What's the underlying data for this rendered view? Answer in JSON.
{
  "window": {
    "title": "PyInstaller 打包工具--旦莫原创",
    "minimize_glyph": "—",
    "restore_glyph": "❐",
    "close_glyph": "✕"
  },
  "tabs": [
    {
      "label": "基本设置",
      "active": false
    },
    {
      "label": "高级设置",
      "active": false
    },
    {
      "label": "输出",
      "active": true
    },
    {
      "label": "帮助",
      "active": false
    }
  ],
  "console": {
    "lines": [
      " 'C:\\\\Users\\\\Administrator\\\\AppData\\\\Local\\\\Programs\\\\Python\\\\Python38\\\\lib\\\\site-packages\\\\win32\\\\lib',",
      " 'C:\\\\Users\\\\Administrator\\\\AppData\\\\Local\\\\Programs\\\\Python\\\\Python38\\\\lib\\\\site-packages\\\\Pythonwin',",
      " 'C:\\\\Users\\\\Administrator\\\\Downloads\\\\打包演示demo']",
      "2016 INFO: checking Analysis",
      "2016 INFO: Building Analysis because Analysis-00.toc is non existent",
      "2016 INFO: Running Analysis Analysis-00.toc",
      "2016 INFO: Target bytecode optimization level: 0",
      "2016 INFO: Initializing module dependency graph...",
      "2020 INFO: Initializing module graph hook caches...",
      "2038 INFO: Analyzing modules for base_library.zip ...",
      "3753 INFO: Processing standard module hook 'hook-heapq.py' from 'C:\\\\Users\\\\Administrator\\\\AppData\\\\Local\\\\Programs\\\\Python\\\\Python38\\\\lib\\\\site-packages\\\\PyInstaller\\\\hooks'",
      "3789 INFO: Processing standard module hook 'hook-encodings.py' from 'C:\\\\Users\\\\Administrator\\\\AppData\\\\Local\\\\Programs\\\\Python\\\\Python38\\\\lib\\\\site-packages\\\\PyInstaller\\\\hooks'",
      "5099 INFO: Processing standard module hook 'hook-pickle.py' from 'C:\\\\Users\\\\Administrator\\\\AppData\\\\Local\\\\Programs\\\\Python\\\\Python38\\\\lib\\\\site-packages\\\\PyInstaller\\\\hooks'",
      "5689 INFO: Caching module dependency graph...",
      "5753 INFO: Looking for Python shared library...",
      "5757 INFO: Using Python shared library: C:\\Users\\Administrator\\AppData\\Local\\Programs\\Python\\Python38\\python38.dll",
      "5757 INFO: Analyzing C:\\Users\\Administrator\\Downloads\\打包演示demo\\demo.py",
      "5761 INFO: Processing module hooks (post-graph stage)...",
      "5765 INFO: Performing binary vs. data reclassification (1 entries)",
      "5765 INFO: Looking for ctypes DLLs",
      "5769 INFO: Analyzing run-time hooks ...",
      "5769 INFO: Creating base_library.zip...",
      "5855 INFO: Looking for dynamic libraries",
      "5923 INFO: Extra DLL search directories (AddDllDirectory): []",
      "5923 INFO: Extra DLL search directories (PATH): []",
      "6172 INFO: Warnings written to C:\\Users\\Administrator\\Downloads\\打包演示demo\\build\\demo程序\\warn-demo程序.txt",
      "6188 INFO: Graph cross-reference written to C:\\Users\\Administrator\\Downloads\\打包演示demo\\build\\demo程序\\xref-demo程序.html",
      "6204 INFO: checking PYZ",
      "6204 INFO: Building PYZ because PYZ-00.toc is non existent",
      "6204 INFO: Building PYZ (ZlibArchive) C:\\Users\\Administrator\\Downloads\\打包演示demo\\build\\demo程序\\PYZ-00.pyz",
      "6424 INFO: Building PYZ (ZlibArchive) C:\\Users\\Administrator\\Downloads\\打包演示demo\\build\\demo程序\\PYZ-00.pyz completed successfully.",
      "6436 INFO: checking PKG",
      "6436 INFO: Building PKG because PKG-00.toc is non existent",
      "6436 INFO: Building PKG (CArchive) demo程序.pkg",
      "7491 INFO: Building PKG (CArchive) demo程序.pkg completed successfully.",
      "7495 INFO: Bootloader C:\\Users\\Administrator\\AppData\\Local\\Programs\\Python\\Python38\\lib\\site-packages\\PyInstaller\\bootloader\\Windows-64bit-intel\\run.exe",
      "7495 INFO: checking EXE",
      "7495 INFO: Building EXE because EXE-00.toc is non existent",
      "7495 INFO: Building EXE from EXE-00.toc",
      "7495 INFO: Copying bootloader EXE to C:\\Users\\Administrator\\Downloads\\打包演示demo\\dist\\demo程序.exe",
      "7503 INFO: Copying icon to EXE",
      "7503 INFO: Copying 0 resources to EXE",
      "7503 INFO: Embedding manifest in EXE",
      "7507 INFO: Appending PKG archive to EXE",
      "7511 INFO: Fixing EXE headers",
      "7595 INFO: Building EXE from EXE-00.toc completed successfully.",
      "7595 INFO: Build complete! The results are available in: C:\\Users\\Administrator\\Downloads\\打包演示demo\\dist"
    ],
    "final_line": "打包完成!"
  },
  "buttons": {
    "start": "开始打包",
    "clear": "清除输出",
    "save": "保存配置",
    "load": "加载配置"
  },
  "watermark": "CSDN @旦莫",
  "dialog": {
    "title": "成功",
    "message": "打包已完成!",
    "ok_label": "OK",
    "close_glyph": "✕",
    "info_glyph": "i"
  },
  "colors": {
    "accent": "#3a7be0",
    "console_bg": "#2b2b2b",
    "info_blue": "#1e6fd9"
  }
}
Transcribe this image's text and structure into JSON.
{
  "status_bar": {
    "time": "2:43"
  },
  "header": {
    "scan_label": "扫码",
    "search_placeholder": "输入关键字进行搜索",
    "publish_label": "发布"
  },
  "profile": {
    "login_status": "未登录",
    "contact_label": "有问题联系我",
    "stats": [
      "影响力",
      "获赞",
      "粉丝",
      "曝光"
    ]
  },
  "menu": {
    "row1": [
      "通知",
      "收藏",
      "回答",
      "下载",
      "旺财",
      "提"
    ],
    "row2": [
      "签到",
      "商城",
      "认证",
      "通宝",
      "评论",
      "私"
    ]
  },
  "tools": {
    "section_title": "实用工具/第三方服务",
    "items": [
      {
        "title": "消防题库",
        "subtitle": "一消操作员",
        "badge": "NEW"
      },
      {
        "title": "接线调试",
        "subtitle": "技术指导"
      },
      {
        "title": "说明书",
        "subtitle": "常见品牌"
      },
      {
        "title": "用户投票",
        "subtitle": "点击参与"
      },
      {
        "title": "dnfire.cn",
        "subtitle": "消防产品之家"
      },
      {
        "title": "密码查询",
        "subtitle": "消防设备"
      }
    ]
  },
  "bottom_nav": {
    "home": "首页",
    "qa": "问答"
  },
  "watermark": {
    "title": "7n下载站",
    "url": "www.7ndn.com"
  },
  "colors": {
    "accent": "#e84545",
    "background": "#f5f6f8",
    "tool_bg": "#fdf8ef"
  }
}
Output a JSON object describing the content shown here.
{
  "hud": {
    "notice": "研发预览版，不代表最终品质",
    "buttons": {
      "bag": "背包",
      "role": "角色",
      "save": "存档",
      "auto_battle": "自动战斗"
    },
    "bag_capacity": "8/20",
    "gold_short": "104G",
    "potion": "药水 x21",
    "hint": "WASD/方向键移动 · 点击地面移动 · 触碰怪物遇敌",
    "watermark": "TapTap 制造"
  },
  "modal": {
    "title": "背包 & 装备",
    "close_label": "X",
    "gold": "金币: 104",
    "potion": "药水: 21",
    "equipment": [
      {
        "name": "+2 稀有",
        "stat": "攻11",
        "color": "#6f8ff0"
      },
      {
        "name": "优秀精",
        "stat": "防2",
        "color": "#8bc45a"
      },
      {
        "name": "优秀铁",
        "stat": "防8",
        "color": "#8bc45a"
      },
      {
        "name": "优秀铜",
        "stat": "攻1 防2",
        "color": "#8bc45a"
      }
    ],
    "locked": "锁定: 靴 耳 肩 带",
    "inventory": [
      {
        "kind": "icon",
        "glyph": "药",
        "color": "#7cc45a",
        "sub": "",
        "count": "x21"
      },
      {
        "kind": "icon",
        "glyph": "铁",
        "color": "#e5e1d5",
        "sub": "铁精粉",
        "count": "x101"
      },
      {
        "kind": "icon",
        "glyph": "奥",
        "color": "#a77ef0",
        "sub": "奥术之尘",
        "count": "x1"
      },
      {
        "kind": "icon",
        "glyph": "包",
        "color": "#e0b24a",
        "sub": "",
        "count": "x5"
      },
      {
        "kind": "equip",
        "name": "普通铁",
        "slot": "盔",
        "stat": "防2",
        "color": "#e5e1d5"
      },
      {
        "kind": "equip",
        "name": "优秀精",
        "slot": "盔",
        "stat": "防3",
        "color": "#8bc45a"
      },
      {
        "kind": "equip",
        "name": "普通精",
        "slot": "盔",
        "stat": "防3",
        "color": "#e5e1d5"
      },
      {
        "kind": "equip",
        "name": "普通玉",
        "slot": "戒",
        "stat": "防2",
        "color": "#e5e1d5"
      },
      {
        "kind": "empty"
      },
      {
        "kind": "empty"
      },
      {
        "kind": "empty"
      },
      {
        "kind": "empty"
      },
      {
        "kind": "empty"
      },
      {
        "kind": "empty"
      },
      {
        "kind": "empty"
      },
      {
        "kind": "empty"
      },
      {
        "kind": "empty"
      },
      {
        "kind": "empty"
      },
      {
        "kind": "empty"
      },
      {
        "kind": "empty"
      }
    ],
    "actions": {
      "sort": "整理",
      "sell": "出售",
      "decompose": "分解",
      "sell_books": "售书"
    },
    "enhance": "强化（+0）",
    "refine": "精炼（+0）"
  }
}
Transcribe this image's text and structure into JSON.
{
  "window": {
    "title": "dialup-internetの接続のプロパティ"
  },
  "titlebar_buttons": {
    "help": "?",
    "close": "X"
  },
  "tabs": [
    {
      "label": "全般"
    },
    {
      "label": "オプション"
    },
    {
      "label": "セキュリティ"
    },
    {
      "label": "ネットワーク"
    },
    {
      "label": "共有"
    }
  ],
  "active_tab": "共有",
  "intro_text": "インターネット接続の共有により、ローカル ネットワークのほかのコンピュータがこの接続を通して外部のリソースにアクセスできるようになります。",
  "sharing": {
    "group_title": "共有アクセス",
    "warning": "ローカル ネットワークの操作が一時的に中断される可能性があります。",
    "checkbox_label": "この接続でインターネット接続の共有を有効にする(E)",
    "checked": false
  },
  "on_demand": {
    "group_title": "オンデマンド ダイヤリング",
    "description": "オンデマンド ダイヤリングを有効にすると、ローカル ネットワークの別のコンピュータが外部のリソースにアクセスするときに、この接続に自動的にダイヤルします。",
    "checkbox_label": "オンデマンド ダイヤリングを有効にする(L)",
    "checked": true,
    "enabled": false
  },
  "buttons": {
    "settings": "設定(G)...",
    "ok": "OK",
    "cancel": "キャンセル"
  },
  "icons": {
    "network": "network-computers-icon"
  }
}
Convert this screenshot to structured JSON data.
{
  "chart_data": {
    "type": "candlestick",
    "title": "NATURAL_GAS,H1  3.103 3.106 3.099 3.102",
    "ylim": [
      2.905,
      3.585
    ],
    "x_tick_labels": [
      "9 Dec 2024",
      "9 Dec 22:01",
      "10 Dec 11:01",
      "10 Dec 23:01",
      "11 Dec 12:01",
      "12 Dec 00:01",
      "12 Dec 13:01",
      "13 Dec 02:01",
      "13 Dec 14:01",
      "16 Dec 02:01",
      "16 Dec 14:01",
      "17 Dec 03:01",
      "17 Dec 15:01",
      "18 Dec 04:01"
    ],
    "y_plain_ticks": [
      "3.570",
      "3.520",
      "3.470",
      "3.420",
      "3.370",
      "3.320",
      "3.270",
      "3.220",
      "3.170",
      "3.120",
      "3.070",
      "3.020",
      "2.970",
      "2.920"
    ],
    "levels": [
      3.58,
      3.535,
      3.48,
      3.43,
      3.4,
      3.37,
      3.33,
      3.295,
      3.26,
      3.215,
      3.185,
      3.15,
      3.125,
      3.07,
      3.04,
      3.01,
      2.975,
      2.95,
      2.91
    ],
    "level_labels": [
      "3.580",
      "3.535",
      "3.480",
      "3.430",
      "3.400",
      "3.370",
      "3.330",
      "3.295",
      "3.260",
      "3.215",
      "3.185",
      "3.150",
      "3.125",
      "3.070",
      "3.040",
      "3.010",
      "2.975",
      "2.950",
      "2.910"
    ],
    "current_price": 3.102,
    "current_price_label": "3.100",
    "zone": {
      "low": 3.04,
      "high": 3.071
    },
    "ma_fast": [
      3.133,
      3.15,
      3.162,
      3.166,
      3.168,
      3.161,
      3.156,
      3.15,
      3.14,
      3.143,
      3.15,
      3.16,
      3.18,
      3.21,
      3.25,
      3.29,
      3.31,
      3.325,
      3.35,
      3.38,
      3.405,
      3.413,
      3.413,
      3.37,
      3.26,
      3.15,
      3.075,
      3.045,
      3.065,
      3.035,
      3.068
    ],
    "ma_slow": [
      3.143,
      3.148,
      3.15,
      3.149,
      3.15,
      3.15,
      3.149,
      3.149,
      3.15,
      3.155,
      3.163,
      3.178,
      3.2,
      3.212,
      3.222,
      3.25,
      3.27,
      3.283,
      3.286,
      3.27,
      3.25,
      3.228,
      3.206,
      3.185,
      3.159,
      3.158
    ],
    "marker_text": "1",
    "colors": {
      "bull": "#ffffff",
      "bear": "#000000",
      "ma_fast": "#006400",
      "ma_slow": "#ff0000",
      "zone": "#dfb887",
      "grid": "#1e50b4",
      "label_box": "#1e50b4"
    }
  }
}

◇ ◇ ◇

Go through the listing above and pull out each line containing the word "Programs".

WORKED ANSWER:
      " 'C:\\\\Users\\\\Administrator\\\\AppData\\\\Local\\\\Programs\\\\Python\\\\Python38\\\\lib\\\\site-packages\\\\win32\\\\lib',",
      " 'C:\\\\Users\\\\Administrator\\\\AppData\\\\Local\\\\Programs\\\\Python\\\\Python38\\\\lib\\\\site-packages\\\\Pythonwin',",
      "3753 INFO: Processing standard module hook 'hook-heapq.py' from 'C:\\\\Users\\\\Administrator\\\\AppData\\\\Local\\\\Programs\\\\Python\\\\Python38\\\\lib\\\\site-packages\\\\PyInstaller\\\\hooks'",
      "3789 INFO: Processing standard module hook 'hook-encodings.py' from 'C:\\\\Users\\\\Administrator\\\\AppData\\\\Local\\\\Programs\\\\Python\\\\Python38\\\\lib\\\\site-packages\\\\PyInstaller\\\\hooks'",
      "5099 INFO: Processing standard module hook 'hook-pickle.py' from 'C:\\\\Users\\\\Administrator\\\\AppData\\\\Local\\\\Programs\\\\Python\\\\Python38\\\\lib\\\\site-packages\\\\PyInstaller\\\\hooks'",
      "5757 INFO: Using Python shared library: C:\\Users\\Administrator\\AppData\\Local\\Programs\\Python\\Python38\\python38.dll",
      "7495 INFO: Bootloader C:\\Users\\Administrator\\AppData\\Local\\Programs\\Python\\Python38\\lib\\site-packages\\PyInstaller\\bootloader\\Windows-64bit-intel\\run.exe",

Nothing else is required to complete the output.